**What you have to do**
Leaving out the pictures, transcribe all of the records faithfully.

════

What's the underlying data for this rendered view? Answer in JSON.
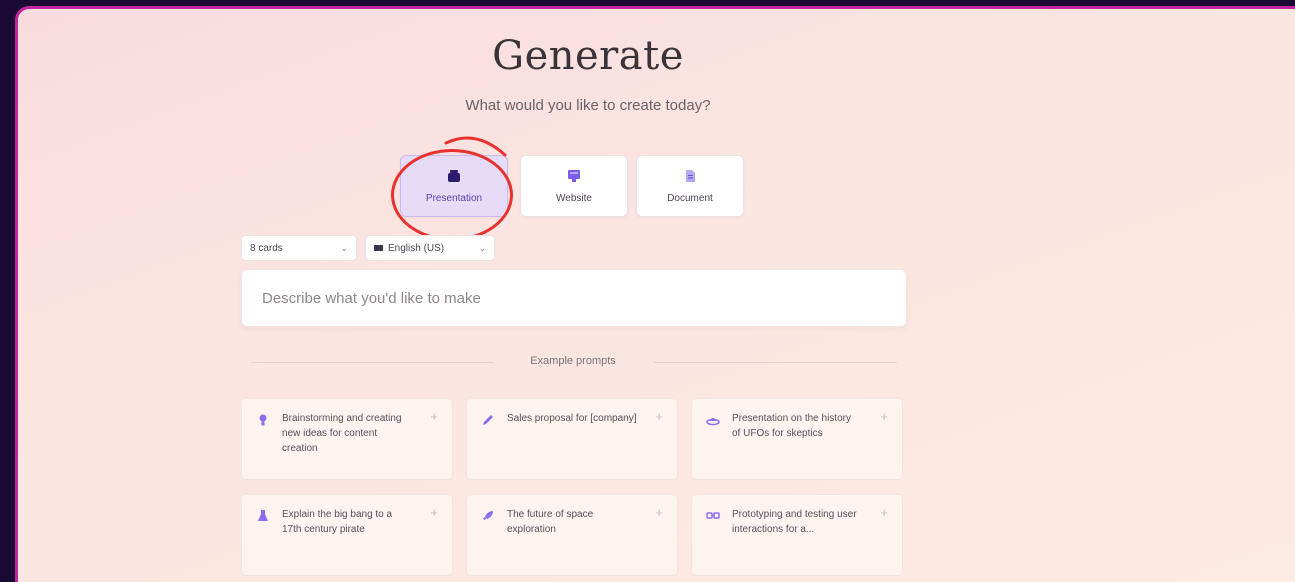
{
  "header": {
    "title": "Generate",
    "subtitle": "What would you like to create today?"
  },
  "types": [
    {
      "label": "Presentation",
      "icon": "presentation-icon",
      "selected": true
    },
    {
      "label": "Website",
      "icon": "website-icon",
      "selected": false
    },
    {
      "label": "Document",
      "icon": "document-icon",
      "selected": false
    }
  ],
  "options": {
    "cards": "8 cards",
    "language": "English (US)"
  },
  "prompt": {
    "placeholder": "Describe what you'd like to make"
  },
  "examples": {
    "heading": "Example prompts",
    "items": [
      {
        "text": "Brainstorming and creating new ideas for content creation",
        "icon": "lightbulb-icon"
      },
      {
        "text": "Sales proposal for [company]",
        "icon": "pencil-icon"
      },
      {
        "text": "Presentation on the history of UFOs for skeptics",
        "icon": "ufo-icon"
      },
      {
        "text": "Explain the big bang to a 17th century pirate",
        "icon": "flask-icon"
      },
      {
        "text": "The future of space exploration",
        "icon": "rocket-icon"
      },
      {
        "text": "Prototyping and testing user interactions for a...",
        "icon": "vr-goggles-icon"
      }
    ]
  },
  "colors": {
    "accent": "#6a4ad0",
    "annotation": "#e8322f",
    "frame_border": "#c2259e"
  }
}
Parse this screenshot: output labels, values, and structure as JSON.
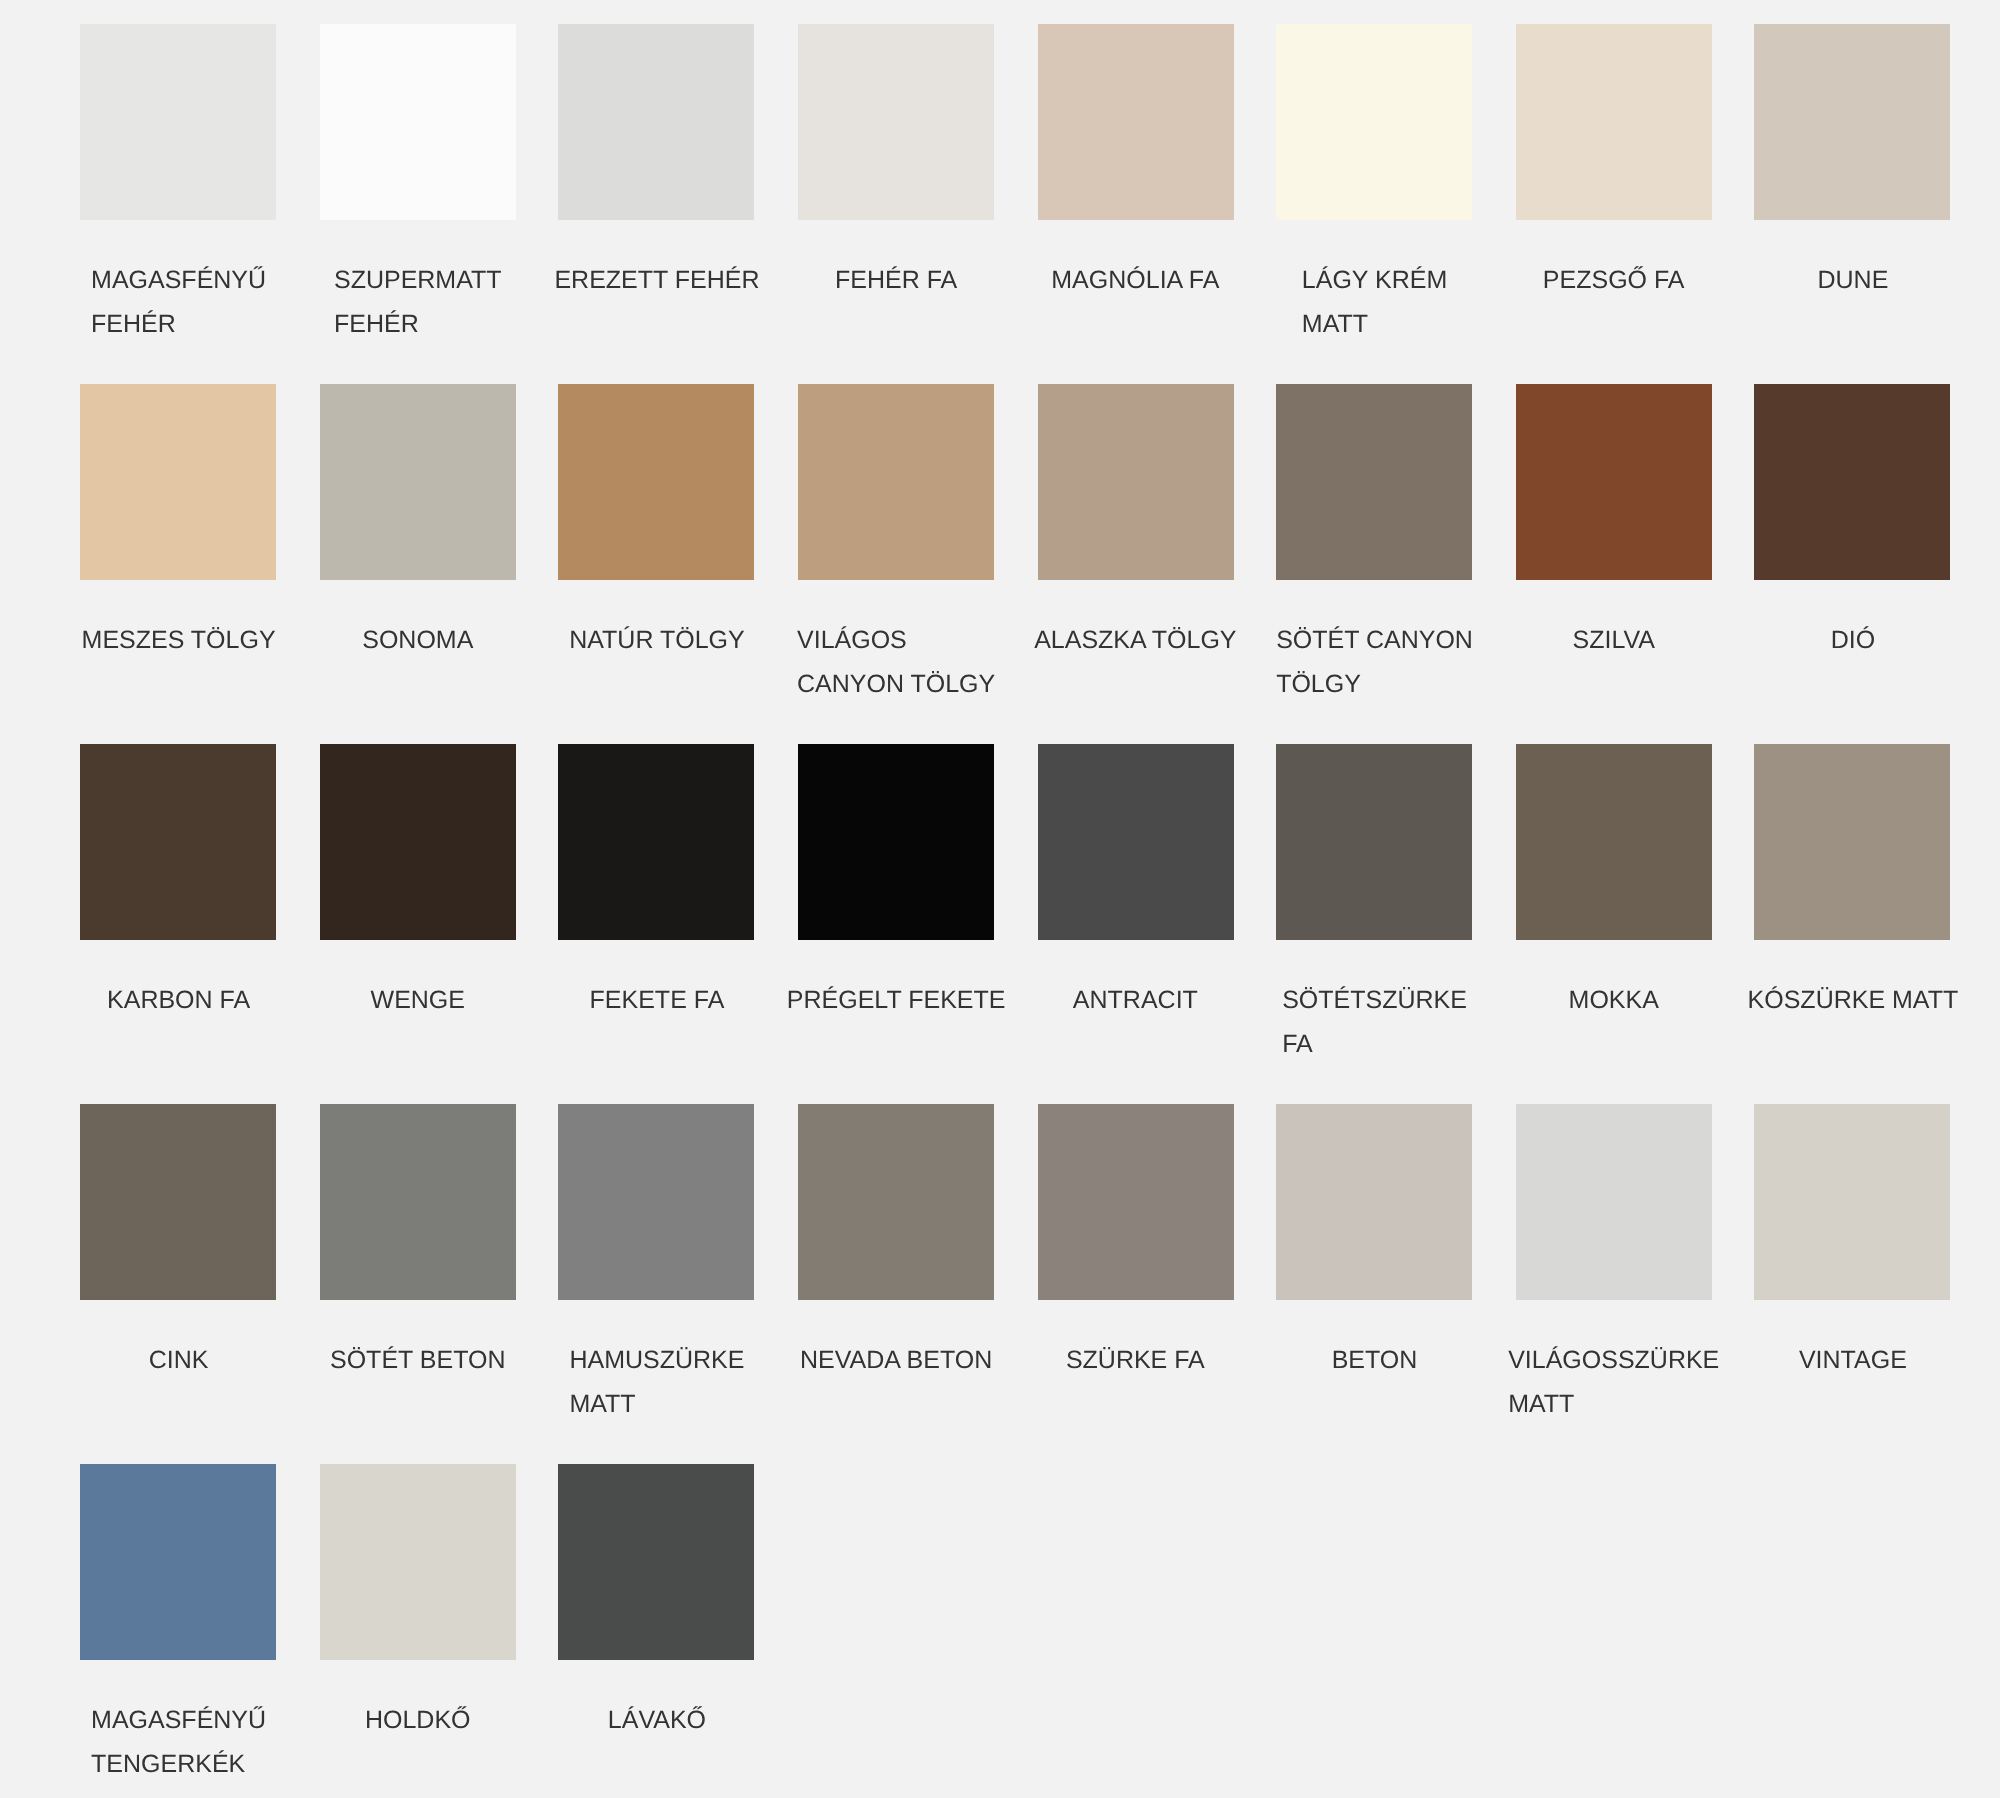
{
  "swatches": [
    {
      "label": "MAGASFÉNYŰ\nFEHÉR",
      "color": "#e6e7e4"
    },
    {
      "label": "SZUPERMATT\nFEHÉR",
      "color": "#fbfbfb"
    },
    {
      "label": "EREZETT FEHÉR",
      "color": "#dcdcda"
    },
    {
      "label": "FEHÉR FA",
      "color": "#e6e3de"
    },
    {
      "label": "MAGNÓLIA FA",
      "color": "#d8c6b6"
    },
    {
      "label": "LÁGY KRÉM\nMATT",
      "color": "#fbf7e6"
    },
    {
      "label": "PEZSGŐ FA",
      "color": "#e8dccd"
    },
    {
      "label": "DUNE",
      "color": "#d2c8bb"
    },
    {
      "label": "MESZES TÖLGY",
      "color": "#e3c7a5"
    },
    {
      "label": "SONOMA",
      "color": "#bdb8ae"
    },
    {
      "label": "NATÚR TÖLGY",
      "color": "#b48b61"
    },
    {
      "label": "VILÁGOS\nCANYON TÖLGY",
      "color": "#bd9f80"
    },
    {
      "label": "ALASZKA TÖLGY",
      "color": "#b4a08a"
    },
    {
      "label": "SÖTÉT CANYON\nTÖLGY",
      "color": "#7e7266"
    },
    {
      "label": "SZILVA",
      "color": "#80472a"
    },
    {
      "label": "DIÓ",
      "color": "#563b2c"
    },
    {
      "label": "KARBON FA",
      "color": "#4b3a2e"
    },
    {
      "label": "WENGE",
      "color": "#32261f"
    },
    {
      "label": "FEKETE FA",
      "color": "#1a1817"
    },
    {
      "label": "PRÉGELT FEKETE",
      "color": "#060606"
    },
    {
      "label": "ANTRACIT",
      "color": "#4a4a4a"
    },
    {
      "label": "SÖTÉTSZÜRKE\nFA",
      "color": "#5e5852"
    },
    {
      "label": "MOKKA",
      "color": "#6c6053"
    },
    {
      "label": "KÓSZÜRKE MATT",
      "color": "#9d9184"
    },
    {
      "label": "CINK",
      "color": "#6d6559"
    },
    {
      "label": "SÖTÉT BETON",
      "color": "#7c7d78"
    },
    {
      "label": "HAMUSZÜRKE\nMATT",
      "color": "#808080"
    },
    {
      "label": "NEVADA BETON",
      "color": "#827c73"
    },
    {
      "label": "SZÜRKE FA",
      "color": "#8b827b"
    },
    {
      "label": "BETON",
      "color": "#c9c3bb"
    },
    {
      "label": "VILÁGOSSZÜRKE\nMATT",
      "color": "#d8d8d6"
    },
    {
      "label": "VINTAGE",
      "color": "#d6d1c8"
    },
    {
      "label": "MAGASFÉNYŰ\nTENGERKÉK",
      "color": "#5b7a9b"
    },
    {
      "label": "HOLDKŐ",
      "color": "#d8d6cd"
    },
    {
      "label": "LÁVAKŐ",
      "color": "#4a4b4b"
    }
  ]
}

════

**Exercise solution**
What's the underlying data for this rendered view? Answer in JSON.
{
  "header": {
    "title": "Generate",
    "subtitle": "What would you like to create today?"
  },
  "types": [
    {
      "label": "Presentation",
      "icon": "presentation-icon",
      "selected": true
    },
    {
      "label": "Website",
      "icon": "website-icon",
      "selected": false
    },
    {
      "label": "Document",
      "icon": "document-icon",
      "selected": false
    }
  ],
  "options": {
    "cards": "8 cards",
    "language": "English (US)"
  },
  "prompt": {
    "placeholder": "Describe what you'd like to make"
  },
  "examples": {
    "heading": "Example prompts",
    "items": [
      {
        "text": "Brainstorming and creating new ideas for content creation",
        "icon": "lightbulb-icon"
      },
      {
        "text": "Sales proposal for [company]",
        "icon": "pencil-icon"
      },
      {
        "text": "Presentation on the history of UFOs for skeptics",
        "icon": "ufo-icon"
      },
      {
        "text": "Explain the big bang to a 17th century pirate",
        "icon": "flask-icon"
      },
      {
        "text": "The future of space exploration",
        "icon": "rocket-icon"
      },
      {
        "text": "Prototyping and testing user interactions for a...",
        "icon": "vr-goggles-icon"
      }
    ]
  },
  "colors": {
    "accent": "#6a4ad0",
    "annotation": "#e8322f",
    "frame_border": "#c2259e"
  }
}
Parse this screenshot: output labels, values, and structure as JSON.
{
  "swatches": [
    {
      "label": "MAGASFÉNYŰ\nFEHÉR",
      "color": "#e6e7e4"
    },
    {
      "label": "SZUPERMATT\nFEHÉR",
      "color": "#fbfbfb"
    },
    {
      "label": "EREZETT FEHÉR",
      "color": "#dcdcda"
    },
    {
      "label": "FEHÉR FA",
      "color": "#e6e3de"
    },
    {
      "label": "MAGNÓLIA FA",
      "color": "#d8c6b6"
    },
    {
      "label": "LÁGY KRÉM\nMATT",
      "color": "#fbf7e6"
    },
    {
      "label": "PEZSGŐ FA",
      "color": "#e8dccd"
    },
    {
      "label": "DUNE",
      "color": "#d2c8bb"
    },
    {
      "label": "MESZES TÖLGY",
      "color": "#e3c7a5"
    },
    {
      "label": "SONOMA",
      "color": "#bdb8ae"
    },
    {
      "label": "NATÚR TÖLGY",
      "color": "#b48b61"
    },
    {
      "label": "VILÁGOS\nCANYON TÖLGY",
      "color": "#bd9f80"
    },
    {
      "label": "ALASZKA TÖLGY",
      "color": "#b4a08a"
    },
    {
      "label": "SÖTÉT CANYON\nTÖLGY",
      "color": "#7e7266"
    },
    {
      "label": "SZILVA",
      "color": "#80472a"
    },
    {
      "label": "DIÓ",
      "color": "#563b2c"
    },
    {
      "label": "KARBON FA",
      "color": "#4b3a2e"
    },
    {
      "label": "WENGE",
      "color": "#32261f"
    },
    {
      "label": "FEKETE FA",
      "color": "#1a1817"
    },
    {
      "label": "PRÉGELT FEKETE",
      "color": "#060606"
    },
    {
      "label": "ANTRACIT",
      "color": "#4a4a4a"
    },
    {
      "label": "SÖTÉTSZÜRKE\nFA",
      "color": "#5e5852"
    },
    {
      "label": "MOKKA",
      "color": "#6c6053"
    },
    {
      "label": "KÓSZÜRKE MATT",
      "color": "#9d9184"
    },
    {
      "label": "CINK",
      "color": "#6d6559"
    },
    {
      "label": "SÖTÉT BETON",
      "color": "#7c7d78"
    },
    {
      "label": "HAMUSZÜRKE\nMATT",
      "color": "#808080"
    },
    {
      "label": "NEVADA BETON",
      "color": "#827c73"
    },
    {
      "label": "SZÜRKE FA",
      "color": "#8b827b"
    },
    {
      "label": "BETON",
      "color": "#c9c3bb"
    },
    {
      "label": "VILÁGOSSZÜRKE\nMATT",
      "color": "#d8d8d6"
    },
    {
      "label": "VINTAGE",
      "color": "#d6d1c8"
    },
    {
      "label": "MAGASFÉNYŰ\nTENGERKÉK",
      "color": "#5b7a9b"
    },
    {
      "label": "HOLDKŐ",
      "color": "#d8d6cd"
    },
    {
      "label": "LÁVAKŐ",
      "color": "#4a4b4b"
    }
  ]
}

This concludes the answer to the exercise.